Figure dataset records

= = = = = = =

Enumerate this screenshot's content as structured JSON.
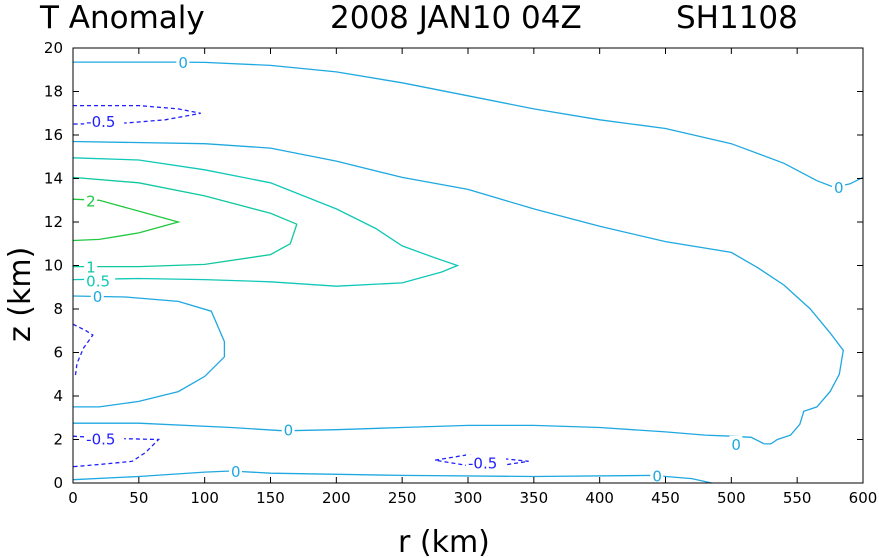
{
  "title": {
    "variable": "T Anomaly",
    "datetime": "2008 JAN10 04Z",
    "storm_id": "SH1108"
  },
  "chart_data": {
    "type": "contour",
    "title": "T Anomaly   2008 JAN10 04Z   SH1108",
    "xlabel": "r (km)",
    "ylabel": "z (km)",
    "xlim": [
      0,
      600
    ],
    "ylim": [
      0,
      20
    ],
    "xticks": [
      0,
      50,
      100,
      150,
      200,
      250,
      300,
      350,
      400,
      450,
      500,
      550,
      600
    ],
    "yticks": [
      0,
      2,
      4,
      6,
      8,
      10,
      12,
      14,
      16,
      18,
      20
    ],
    "colors": {
      "-0.5": "#2020ff",
      "0": "#1fa8e0",
      "0.5": "#10c8b8",
      "1": "#10c8a0",
      "2": "#20c840"
    },
    "contours": [
      {
        "level": "0",
        "style": "solid",
        "labels": [
          {
            "r": 80,
            "z": 19.35
          }
        ],
        "points": [
          [
            0,
            19.35
          ],
          [
            40,
            19.35
          ],
          [
            80,
            19.35
          ],
          [
            100,
            19.34
          ],
          [
            150,
            19.2
          ],
          [
            200,
            18.9
          ],
          [
            250,
            18.4
          ],
          [
            300,
            17.8
          ],
          [
            350,
            17.2
          ],
          [
            400,
            16.7
          ],
          [
            450,
            16.3
          ],
          [
            500,
            15.6
          ],
          [
            540,
            14.7
          ],
          [
            565,
            13.9
          ],
          [
            578,
            13.6
          ],
          [
            590,
            13.75
          ],
          [
            600,
            14.05
          ]
        ]
      },
      {
        "level": "0",
        "style": "solid",
        "labels": [
          {
            "r": 578,
            "z": 13.6
          }
        ],
        "points": [
          [
            0,
            15.7
          ],
          [
            100,
            15.6
          ],
          [
            150,
            15.4
          ],
          [
            200,
            14.8
          ],
          [
            250,
            14.05
          ],
          [
            300,
            13.5
          ],
          [
            350,
            12.6
          ],
          [
            400,
            11.8
          ],
          [
            450,
            11.1
          ],
          [
            500,
            10.6
          ],
          [
            520,
            9.9
          ],
          [
            540,
            9.1
          ],
          [
            560,
            8.0
          ],
          [
            575,
            6.9
          ],
          [
            585,
            6.1
          ],
          [
            582,
            5.0
          ],
          [
            575,
            4.2
          ],
          [
            565,
            3.5
          ],
          [
            555,
            3.3
          ],
          [
            552,
            2.7
          ],
          [
            545,
            2.2
          ],
          [
            535,
            2.0
          ],
          [
            530,
            1.8
          ],
          [
            525,
            1.8
          ]
        ]
      },
      {
        "level": "0",
        "style": "solid",
        "labels": [
          {
            "r": 500,
            "z": 1.8
          },
          {
            "r": 160,
            "z": 2.45
          }
        ],
        "points": [
          [
            525,
            1.8
          ],
          [
            515,
            2.1
          ],
          [
            500,
            2.15
          ],
          [
            480,
            2.2
          ],
          [
            450,
            2.35
          ],
          [
            400,
            2.55
          ],
          [
            350,
            2.65
          ],
          [
            300,
            2.65
          ],
          [
            250,
            2.55
          ],
          [
            200,
            2.45
          ],
          [
            160,
            2.4
          ],
          [
            120,
            2.55
          ],
          [
            50,
            2.75
          ],
          [
            0,
            2.75
          ]
        ]
      },
      {
        "level": "0",
        "style": "solid",
        "labels": [
          {
            "r": 15,
            "z": 8.6
          }
        ],
        "points": [
          [
            0,
            8.6
          ],
          [
            40,
            8.55
          ],
          [
            80,
            8.35
          ],
          [
            105,
            7.9
          ],
          [
            115,
            6.5
          ],
          [
            115,
            5.8
          ],
          [
            100,
            4.9
          ],
          [
            80,
            4.2
          ],
          [
            50,
            3.75
          ],
          [
            20,
            3.5
          ],
          [
            0,
            3.5
          ]
        ]
      },
      {
        "level": "0",
        "style": "solid",
        "labels": [
          {
            "r": 120,
            "z": 0.55
          },
          {
            "r": 440,
            "z": 0.35
          }
        ],
        "points": [
          [
            0,
            0.15
          ],
          [
            50,
            0.3
          ],
          [
            100,
            0.5
          ],
          [
            120,
            0.55
          ],
          [
            150,
            0.45
          ],
          [
            250,
            0.35
          ],
          [
            350,
            0.3
          ],
          [
            440,
            0.35
          ],
          [
            470,
            0.2
          ],
          [
            485,
            0.0
          ]
        ]
      },
      {
        "level": "0.5",
        "style": "solid",
        "labels": [
          {
            "r": 10,
            "z": 9.3
          }
        ],
        "points": [
          [
            0,
            14.95
          ],
          [
            50,
            14.85
          ],
          [
            100,
            14.4
          ],
          [
            150,
            13.8
          ],
          [
            200,
            12.6
          ],
          [
            230,
            11.7
          ],
          [
            250,
            10.9
          ],
          [
            275,
            10.35
          ],
          [
            292,
            10.0
          ],
          [
            280,
            9.7
          ],
          [
            250,
            9.2
          ],
          [
            200,
            9.05
          ],
          [
            150,
            9.25
          ],
          [
            100,
            9.35
          ],
          [
            50,
            9.4
          ],
          [
            0,
            9.35
          ]
        ]
      },
      {
        "level": "1",
        "style": "solid",
        "labels": [
          {
            "r": 10,
            "z": 9.95
          }
        ],
        "points": [
          [
            0,
            14.05
          ],
          [
            50,
            13.8
          ],
          [
            100,
            13.2
          ],
          [
            150,
            12.4
          ],
          [
            170,
            11.9
          ],
          [
            165,
            11.0
          ],
          [
            150,
            10.5
          ],
          [
            100,
            10.05
          ],
          [
            50,
            9.95
          ],
          [
            0,
            9.95
          ]
        ]
      },
      {
        "level": "2",
        "style": "solid",
        "labels": [
          {
            "r": 10,
            "z": 13.0
          }
        ],
        "points": [
          [
            0,
            13.05
          ],
          [
            20,
            13.0
          ],
          [
            50,
            12.5
          ],
          [
            80,
            12.0
          ],
          [
            50,
            11.5
          ],
          [
            20,
            11.2
          ],
          [
            0,
            11.15
          ]
        ]
      },
      {
        "level": "-0.5",
        "style": "dashed",
        "labels": [
          {
            "r": 10,
            "z": 16.65
          }
        ],
        "points": [
          [
            0,
            17.35
          ],
          [
            50,
            17.35
          ],
          [
            80,
            17.2
          ],
          [
            97,
            17.0
          ],
          [
            70,
            16.7
          ],
          [
            40,
            16.55
          ],
          [
            0,
            16.5
          ]
        ]
      },
      {
        "level": "-0.5",
        "style": "dashed",
        "labels": [],
        "points": [
          [
            0,
            7.3
          ],
          [
            10,
            7.0
          ],
          [
            15,
            6.8
          ],
          [
            8,
            6.2
          ],
          [
            3,
            5.5
          ],
          [
            2,
            5.0
          ],
          [
            0,
            4.9
          ]
        ]
      },
      {
        "level": "-0.5",
        "style": "dashed",
        "labels": [
          {
            "r": 10,
            "z": 2.05
          }
        ],
        "points": [
          [
            0,
            2.15
          ],
          [
            30,
            2.05
          ],
          [
            65,
            2.0
          ],
          [
            55,
            1.4
          ],
          [
            45,
            1.0
          ],
          [
            20,
            0.85
          ],
          [
            0,
            0.75
          ]
        ]
      },
      {
        "level": "-0.5",
        "style": "dashed",
        "labels": [
          {
            "r": 300,
            "z": 0.95
          }
        ],
        "points": [
          [
            275,
            1.05
          ],
          [
            300,
            1.3
          ],
          [
            330,
            1.1
          ],
          [
            346,
            1.0
          ],
          [
            330,
            0.85
          ],
          [
            300,
            0.8
          ],
          [
            275,
            1.05
          ]
        ]
      }
    ]
  }
}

= = = = = = =

TASK:
Each line that holds the string "title" counts once; give the total and nothing else.

RESULT:
2